THE REQUEST: Count how many lines of the data below contain the string "text"; the reply should be that number alone.
PROVIDED RECORDS start
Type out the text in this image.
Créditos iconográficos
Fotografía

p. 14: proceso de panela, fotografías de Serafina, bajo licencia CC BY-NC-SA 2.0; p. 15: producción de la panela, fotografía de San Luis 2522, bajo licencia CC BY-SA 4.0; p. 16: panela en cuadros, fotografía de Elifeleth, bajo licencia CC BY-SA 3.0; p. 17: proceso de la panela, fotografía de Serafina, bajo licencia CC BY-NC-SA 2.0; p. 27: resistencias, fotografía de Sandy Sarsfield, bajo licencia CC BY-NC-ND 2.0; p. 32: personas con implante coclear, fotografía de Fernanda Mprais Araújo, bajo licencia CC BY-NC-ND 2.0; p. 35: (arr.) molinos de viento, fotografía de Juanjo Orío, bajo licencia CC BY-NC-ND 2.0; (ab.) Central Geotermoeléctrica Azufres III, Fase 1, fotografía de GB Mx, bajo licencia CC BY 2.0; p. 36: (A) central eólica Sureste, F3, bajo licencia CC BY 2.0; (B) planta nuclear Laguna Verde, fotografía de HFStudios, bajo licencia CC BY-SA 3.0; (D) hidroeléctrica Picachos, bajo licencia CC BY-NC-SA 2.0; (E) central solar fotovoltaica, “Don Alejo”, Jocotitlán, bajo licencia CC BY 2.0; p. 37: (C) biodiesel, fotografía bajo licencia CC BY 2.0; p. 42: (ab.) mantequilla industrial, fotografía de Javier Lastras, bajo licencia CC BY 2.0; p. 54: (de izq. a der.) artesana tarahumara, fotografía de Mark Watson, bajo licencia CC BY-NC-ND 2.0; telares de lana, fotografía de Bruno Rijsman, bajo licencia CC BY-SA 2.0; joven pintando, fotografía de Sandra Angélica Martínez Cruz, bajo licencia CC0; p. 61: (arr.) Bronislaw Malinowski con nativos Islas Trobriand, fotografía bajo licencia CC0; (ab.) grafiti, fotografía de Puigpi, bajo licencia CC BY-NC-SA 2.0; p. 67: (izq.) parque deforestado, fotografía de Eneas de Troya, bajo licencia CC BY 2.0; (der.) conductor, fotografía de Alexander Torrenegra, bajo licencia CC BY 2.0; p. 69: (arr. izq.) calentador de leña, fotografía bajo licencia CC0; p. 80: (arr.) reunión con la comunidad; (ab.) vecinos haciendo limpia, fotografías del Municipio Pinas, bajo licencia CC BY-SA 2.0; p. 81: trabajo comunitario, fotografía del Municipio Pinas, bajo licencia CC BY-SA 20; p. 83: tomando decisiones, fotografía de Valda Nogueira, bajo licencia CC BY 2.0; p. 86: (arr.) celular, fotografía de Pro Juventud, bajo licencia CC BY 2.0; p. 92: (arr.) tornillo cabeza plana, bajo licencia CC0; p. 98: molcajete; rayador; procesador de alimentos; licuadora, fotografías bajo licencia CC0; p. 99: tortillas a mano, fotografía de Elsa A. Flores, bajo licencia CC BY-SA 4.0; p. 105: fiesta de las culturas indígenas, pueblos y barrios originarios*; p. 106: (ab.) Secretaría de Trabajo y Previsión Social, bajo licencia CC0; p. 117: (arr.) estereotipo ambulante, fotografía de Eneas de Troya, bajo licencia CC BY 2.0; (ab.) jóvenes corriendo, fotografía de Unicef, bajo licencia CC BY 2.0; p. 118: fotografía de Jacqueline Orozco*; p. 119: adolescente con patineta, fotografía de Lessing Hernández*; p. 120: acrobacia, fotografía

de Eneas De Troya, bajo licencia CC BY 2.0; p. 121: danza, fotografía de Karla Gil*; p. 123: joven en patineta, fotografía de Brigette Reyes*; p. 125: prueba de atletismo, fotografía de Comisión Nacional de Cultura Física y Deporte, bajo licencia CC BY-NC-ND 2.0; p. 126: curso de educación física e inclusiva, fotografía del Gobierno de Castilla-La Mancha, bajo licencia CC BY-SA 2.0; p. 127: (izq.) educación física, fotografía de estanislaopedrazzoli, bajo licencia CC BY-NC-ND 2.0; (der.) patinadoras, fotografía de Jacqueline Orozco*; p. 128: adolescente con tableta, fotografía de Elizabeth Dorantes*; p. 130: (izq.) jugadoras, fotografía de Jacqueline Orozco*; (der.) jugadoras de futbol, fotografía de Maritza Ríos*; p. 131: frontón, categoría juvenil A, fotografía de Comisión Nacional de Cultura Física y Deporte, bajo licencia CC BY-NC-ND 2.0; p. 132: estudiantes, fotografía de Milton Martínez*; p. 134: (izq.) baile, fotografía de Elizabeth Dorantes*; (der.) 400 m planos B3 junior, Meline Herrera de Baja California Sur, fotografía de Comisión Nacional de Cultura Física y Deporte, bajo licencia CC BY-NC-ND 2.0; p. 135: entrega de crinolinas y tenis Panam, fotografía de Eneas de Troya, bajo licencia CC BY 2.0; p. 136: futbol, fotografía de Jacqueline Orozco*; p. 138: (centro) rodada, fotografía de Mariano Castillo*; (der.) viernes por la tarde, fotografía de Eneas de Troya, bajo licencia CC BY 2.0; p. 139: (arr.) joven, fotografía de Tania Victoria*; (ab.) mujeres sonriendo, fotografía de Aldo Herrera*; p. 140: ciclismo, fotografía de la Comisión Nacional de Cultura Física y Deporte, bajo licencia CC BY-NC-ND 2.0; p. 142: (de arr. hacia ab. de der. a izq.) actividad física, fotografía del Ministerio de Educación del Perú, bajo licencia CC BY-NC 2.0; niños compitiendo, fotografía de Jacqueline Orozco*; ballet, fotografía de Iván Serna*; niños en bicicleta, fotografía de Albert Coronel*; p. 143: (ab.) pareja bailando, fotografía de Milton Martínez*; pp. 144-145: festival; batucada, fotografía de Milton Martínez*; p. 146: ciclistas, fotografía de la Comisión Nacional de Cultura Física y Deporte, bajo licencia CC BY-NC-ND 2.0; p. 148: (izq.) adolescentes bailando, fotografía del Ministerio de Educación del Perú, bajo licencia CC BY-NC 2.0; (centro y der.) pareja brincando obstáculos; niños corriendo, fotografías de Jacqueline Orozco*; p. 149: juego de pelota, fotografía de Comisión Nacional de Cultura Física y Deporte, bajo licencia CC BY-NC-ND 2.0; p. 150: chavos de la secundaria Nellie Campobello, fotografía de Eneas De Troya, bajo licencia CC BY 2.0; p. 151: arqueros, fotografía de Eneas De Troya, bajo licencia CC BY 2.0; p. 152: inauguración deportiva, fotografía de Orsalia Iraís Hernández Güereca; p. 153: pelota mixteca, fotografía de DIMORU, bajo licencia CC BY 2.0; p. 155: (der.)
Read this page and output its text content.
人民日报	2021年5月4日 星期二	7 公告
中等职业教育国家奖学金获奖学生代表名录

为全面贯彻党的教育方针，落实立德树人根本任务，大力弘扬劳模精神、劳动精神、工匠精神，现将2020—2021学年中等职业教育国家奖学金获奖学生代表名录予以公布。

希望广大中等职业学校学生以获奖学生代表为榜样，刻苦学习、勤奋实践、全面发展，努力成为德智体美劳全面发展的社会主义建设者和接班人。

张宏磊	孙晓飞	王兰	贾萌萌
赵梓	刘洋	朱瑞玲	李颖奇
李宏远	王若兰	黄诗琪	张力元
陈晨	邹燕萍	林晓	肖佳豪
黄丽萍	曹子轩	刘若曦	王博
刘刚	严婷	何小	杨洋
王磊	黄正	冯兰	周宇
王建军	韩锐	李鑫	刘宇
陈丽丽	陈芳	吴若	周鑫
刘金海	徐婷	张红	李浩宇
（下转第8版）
PROVIDED RECORDS end
RESULT OF THE EXERCISE: 2